* [Work instructions] In the entries, find all lines that hold the word "Vienne" and copy them.
********
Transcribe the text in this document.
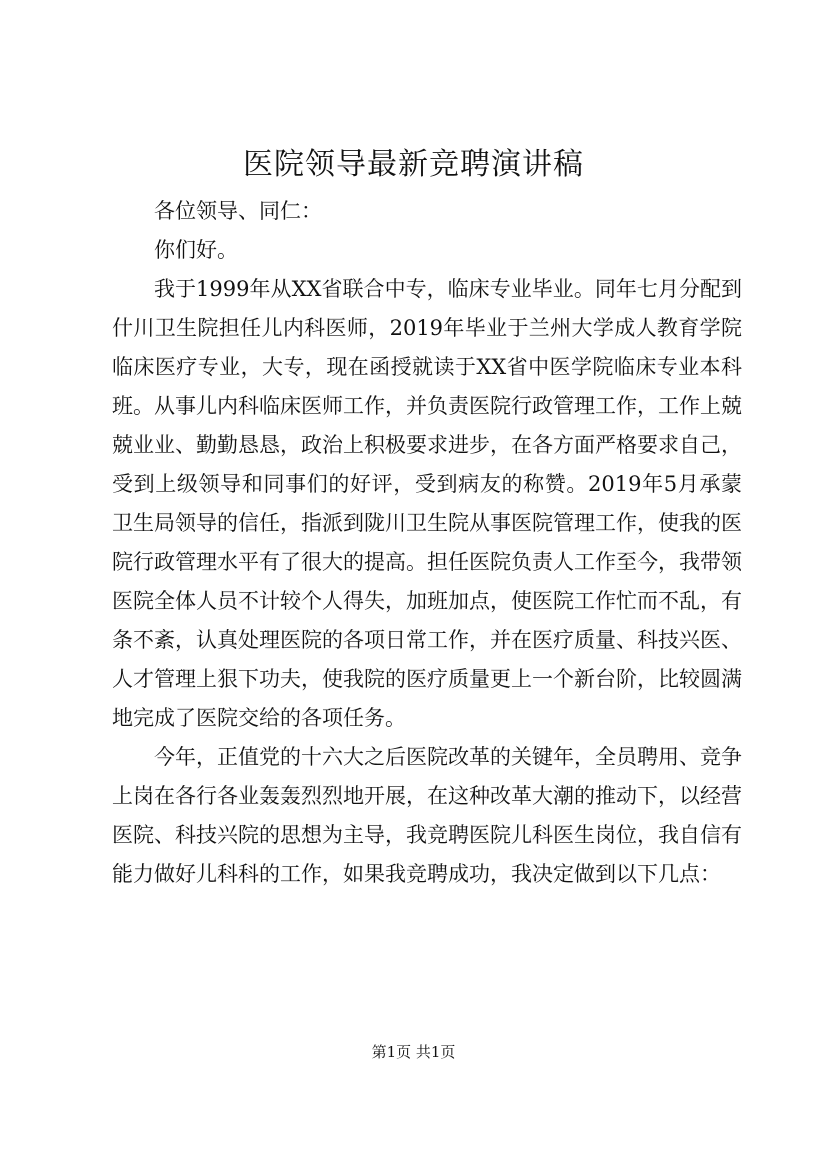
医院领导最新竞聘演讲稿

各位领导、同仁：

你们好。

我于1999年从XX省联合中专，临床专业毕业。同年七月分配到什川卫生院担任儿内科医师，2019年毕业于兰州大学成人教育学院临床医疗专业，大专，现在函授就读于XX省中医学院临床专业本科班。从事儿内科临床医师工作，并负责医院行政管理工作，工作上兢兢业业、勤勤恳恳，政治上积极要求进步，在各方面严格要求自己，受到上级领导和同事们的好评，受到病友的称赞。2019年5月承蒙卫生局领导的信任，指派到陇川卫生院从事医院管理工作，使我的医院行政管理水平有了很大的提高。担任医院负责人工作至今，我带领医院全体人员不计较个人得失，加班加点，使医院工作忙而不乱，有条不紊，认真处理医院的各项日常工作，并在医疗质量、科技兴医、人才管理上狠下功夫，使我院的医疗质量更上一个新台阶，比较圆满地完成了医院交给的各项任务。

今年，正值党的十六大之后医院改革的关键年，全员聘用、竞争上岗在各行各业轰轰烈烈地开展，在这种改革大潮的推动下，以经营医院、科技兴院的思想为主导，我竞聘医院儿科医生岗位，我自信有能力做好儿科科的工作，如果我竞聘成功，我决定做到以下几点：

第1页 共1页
********
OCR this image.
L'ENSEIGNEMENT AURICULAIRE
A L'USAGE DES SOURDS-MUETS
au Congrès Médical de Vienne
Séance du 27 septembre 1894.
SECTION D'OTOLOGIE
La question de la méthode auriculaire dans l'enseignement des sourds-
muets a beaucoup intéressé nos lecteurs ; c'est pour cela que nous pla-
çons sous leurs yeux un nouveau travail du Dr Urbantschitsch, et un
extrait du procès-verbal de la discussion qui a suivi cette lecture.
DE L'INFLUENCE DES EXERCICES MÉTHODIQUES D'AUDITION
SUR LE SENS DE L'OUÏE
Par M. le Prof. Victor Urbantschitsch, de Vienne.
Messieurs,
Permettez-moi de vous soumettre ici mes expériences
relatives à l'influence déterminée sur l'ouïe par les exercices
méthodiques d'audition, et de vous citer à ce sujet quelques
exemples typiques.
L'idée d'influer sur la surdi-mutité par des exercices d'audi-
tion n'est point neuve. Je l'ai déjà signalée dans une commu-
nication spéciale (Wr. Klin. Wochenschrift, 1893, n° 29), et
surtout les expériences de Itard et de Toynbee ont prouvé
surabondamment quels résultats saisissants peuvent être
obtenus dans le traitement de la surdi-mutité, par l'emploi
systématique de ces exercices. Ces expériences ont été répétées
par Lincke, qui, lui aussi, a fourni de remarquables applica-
********
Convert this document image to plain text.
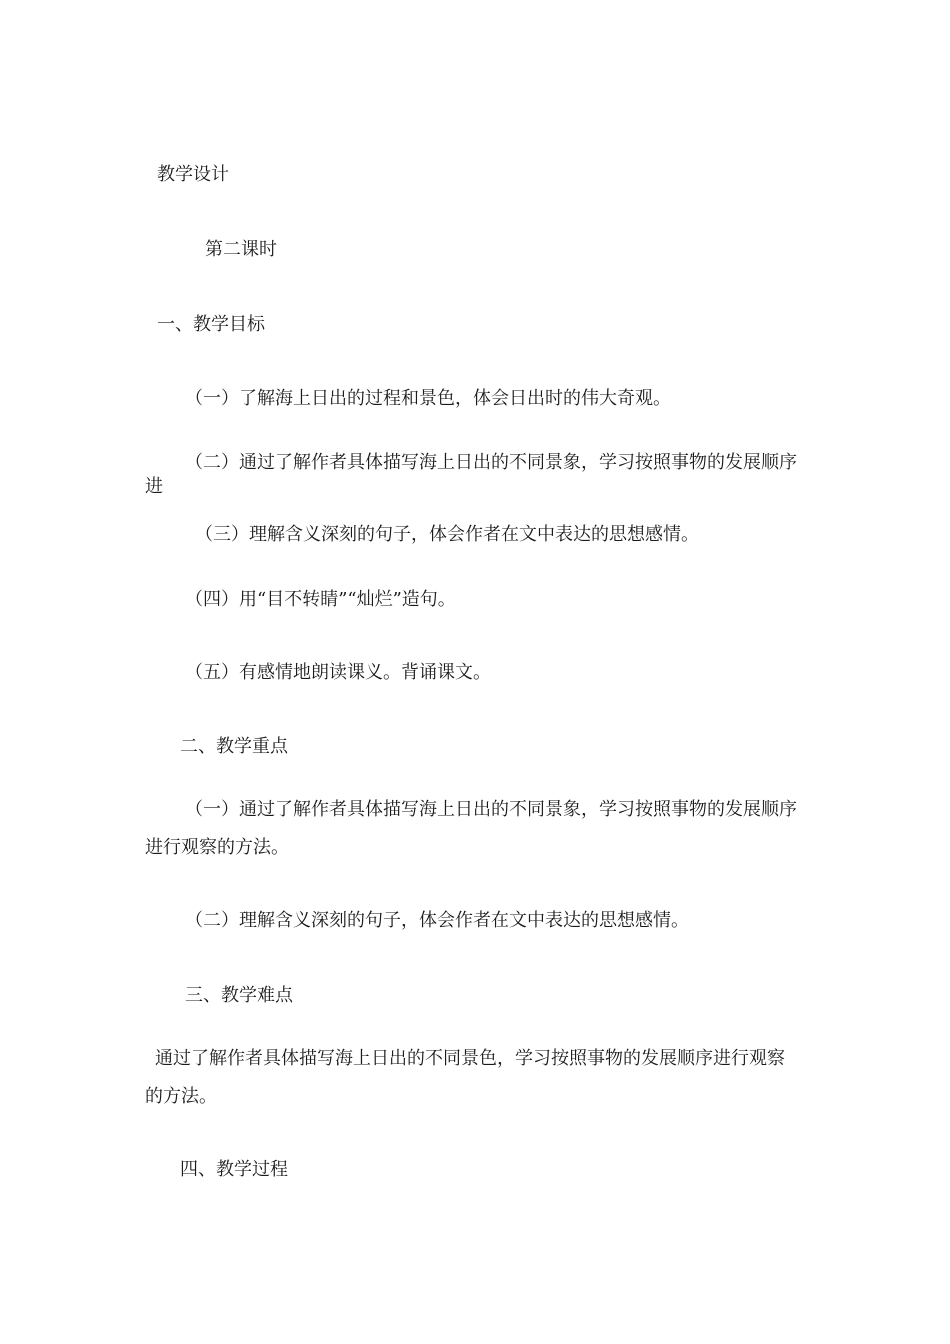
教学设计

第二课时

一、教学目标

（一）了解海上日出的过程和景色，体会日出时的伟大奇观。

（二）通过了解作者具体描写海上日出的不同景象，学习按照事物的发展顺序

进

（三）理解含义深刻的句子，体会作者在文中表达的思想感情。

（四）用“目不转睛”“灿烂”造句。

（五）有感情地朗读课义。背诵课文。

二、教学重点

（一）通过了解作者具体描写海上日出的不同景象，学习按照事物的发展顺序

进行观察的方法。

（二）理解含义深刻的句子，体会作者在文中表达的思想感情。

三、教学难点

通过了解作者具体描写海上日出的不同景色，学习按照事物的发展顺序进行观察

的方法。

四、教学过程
********
* [Exercise output]
au Congrès Médical de Vienne
Par M. le Prof. Victor Urbantschitsch, de Vienne.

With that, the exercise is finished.